Some records:
::::::::::

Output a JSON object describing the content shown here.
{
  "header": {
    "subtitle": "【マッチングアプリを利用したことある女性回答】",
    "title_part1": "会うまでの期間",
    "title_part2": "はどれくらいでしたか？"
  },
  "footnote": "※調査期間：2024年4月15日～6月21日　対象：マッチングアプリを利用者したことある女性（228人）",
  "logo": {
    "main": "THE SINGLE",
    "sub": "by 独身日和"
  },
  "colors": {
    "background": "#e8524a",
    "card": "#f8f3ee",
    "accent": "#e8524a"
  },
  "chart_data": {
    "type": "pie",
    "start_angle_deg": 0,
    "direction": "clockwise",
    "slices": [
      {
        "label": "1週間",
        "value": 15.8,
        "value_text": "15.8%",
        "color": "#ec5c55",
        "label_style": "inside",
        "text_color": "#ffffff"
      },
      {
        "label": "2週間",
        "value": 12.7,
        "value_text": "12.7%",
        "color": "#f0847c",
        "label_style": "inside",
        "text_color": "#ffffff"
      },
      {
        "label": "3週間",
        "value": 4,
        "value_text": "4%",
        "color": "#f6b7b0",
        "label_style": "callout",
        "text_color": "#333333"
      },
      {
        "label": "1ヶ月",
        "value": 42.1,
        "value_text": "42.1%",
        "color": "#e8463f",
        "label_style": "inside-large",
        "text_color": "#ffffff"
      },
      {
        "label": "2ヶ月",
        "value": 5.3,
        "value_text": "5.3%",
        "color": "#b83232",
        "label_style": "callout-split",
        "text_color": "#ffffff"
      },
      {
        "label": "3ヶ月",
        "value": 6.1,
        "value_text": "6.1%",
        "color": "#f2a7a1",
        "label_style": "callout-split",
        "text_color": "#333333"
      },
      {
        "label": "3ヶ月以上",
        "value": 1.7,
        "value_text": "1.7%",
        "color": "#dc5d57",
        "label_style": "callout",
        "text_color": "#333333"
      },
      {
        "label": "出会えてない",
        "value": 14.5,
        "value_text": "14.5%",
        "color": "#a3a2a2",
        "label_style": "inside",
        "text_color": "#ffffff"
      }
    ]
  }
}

::::::::::

* _What you should do_
Your task is to repeat every entry exactly.

* _Solution to the exercise_
Output a JSON object describing the content shown here.
{
  "header": {
    "subtitle": "【マッチングアプリを利用したことある女性回答】",
    "title_part1": "会うまでの期間",
    "title_part2": "はどれくらいでしたか？"
  },
  "footnote": "※調査期間：2024年4月15日～6月21日　対象：マッチングアプリを利用者したことある女性（228人）",
  "logo": {
    "main": "THE SINGLE",
    "sub": "by 独身日和"
  },
  "colors": {
    "background": "#e8524a",
    "card": "#f8f3ee",
    "accent": "#e8524a"
  },
  "chart_data": {
    "type": "pie",
    "start_angle_deg": 0,
    "direction": "clockwise",
    "slices": [
      {
        "label": "1週間",
        "value": 15.8,
        "value_text": "15.8%",
        "color": "#ec5c55",
        "label_style": "inside",
        "text_color": "#ffffff"
      },
      {
        "label": "2週間",
        "value": 12.7,
        "value_text": "12.7%",
        "color": "#f0847c",
        "label_style": "inside",
        "text_color": "#ffffff"
      },
      {
        "label": "3週間",
        "value": 4,
        "value_text": "4%",
        "color": "#f6b7b0",
        "label_style": "callout",
        "text_color": "#333333"
      },
      {
        "label": "1ヶ月",
        "value": 42.1,
        "value_text": "42.1%",
        "color": "#e8463f",
        "label_style": "inside-large",
        "text_color": "#ffffff"
      },
      {
        "label": "2ヶ月",
        "value": 5.3,
        "value_text": "5.3%",
        "color": "#b83232",
        "label_style": "callout-split",
        "text_color": "#ffffff"
      },
      {
        "label": "3ヶ月",
        "value": 6.1,
        "value_text": "6.1%",
        "color": "#f2a7a1",
        "label_style": "callout-split",
        "text_color": "#333333"
      },
      {
        "label": "3ヶ月以上",
        "value": 1.7,
        "value_text": "1.7%",
        "color": "#dc5d57",
        "label_style": "callout",
        "text_color": "#333333"
      },
      {
        "label": "出会えてない",
        "value": 14.5,
        "value_text": "14.5%",
        "color": "#a3a2a2",
        "label_style": "inside",
        "text_color": "#ffffff"
      }
    ]
  }
}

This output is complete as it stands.